Goal =>
Records follow. Select each line holding "index".

Provided records =>
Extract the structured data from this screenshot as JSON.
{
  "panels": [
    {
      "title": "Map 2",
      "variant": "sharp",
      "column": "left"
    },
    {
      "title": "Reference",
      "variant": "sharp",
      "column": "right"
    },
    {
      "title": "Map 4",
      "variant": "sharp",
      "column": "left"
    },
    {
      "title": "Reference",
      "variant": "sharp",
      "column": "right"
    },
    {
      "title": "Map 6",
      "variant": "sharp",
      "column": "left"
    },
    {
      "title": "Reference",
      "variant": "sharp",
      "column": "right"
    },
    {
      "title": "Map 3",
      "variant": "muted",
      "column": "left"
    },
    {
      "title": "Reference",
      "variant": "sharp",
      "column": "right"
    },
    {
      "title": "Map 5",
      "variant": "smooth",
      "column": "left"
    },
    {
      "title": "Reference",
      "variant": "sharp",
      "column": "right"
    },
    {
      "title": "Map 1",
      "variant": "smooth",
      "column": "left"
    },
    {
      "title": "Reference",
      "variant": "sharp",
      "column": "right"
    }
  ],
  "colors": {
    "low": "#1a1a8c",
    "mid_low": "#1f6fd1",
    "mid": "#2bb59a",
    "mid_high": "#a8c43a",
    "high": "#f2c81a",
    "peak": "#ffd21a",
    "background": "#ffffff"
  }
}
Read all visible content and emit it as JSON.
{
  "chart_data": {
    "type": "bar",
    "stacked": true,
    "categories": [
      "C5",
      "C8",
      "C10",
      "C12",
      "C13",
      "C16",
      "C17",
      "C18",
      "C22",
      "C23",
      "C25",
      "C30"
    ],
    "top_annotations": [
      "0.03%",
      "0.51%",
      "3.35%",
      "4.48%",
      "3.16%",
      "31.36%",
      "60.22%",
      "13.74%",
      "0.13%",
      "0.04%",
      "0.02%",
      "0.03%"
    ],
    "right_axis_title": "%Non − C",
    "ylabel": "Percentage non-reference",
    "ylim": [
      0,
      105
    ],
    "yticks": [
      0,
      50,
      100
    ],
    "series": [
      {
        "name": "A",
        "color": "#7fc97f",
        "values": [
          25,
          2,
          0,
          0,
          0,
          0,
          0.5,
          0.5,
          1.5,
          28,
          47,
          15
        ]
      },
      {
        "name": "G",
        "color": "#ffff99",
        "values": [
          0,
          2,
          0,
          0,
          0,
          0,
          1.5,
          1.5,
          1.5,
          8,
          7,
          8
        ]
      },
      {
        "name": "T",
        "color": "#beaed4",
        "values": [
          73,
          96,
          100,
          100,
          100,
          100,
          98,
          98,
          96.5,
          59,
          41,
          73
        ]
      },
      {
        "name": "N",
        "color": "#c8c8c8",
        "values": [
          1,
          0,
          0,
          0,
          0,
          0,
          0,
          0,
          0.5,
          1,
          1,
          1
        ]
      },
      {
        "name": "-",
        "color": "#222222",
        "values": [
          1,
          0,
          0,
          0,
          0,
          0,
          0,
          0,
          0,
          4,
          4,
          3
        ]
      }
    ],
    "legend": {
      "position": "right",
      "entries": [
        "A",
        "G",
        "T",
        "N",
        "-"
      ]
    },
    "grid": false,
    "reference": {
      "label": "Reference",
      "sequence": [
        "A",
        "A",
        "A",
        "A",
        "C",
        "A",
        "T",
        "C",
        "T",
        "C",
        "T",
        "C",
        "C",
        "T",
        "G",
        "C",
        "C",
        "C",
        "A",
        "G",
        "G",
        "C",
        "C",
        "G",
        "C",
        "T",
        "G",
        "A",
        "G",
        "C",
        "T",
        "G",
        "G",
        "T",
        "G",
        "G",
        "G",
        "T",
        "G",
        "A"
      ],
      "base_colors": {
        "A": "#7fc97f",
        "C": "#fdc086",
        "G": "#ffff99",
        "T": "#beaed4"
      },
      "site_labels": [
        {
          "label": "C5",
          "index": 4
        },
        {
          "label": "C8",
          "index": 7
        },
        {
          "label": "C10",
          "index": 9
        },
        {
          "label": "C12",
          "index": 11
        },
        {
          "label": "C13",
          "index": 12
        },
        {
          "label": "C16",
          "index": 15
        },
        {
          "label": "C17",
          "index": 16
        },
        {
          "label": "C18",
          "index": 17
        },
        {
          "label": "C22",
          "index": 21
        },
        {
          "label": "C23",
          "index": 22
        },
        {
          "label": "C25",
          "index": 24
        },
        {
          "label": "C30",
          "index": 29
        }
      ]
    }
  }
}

Reply =>
          "index": 4
          "index": 7
          "index": 9
          "index": 11
          "index": 12
          "index": 15
          "index": 16
          "index": 17
          "index": 21
          "index": 22
          "index": 24
          "index": 29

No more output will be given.